** GIVEN REQUEST **
Restate, word for word, all of the material shown below.

○ ○ ○ ○

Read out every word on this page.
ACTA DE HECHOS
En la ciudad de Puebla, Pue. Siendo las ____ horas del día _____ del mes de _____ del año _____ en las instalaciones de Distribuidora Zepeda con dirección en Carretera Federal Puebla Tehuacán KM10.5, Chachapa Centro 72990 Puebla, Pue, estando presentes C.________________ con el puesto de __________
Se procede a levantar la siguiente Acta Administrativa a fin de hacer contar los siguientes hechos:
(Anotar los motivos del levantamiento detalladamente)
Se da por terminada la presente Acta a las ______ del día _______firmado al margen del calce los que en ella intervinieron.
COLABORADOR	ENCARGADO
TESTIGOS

○ ○ ○ ○

** COMPLETE OUTPUT **
Read out every word on this page.
ACTA DE HECHOS
En la ciudad de Puebla, Pue. Siendo las ____ horas del día _____ del mes de _____ del año _____ en las instalaciones de Distribuidora Zepeda con dirección en Carretera Federal Puebla Tehuacán KM10.5, Chachapa Centro 72990 Puebla, Pue, estando presentes C.________________ con el puesto de __________
Se procede a levantar la siguiente Acta Administrativa a fin de hacer contar los siguientes hechos:
(Anotar los motivos del levantamiento detalladamente)
Se da por terminada la presente Acta a las ______ del día _______firmado al margen del calce los que en ella intervinieron.
COLABORADOR	ENCARGADO
TESTIGOS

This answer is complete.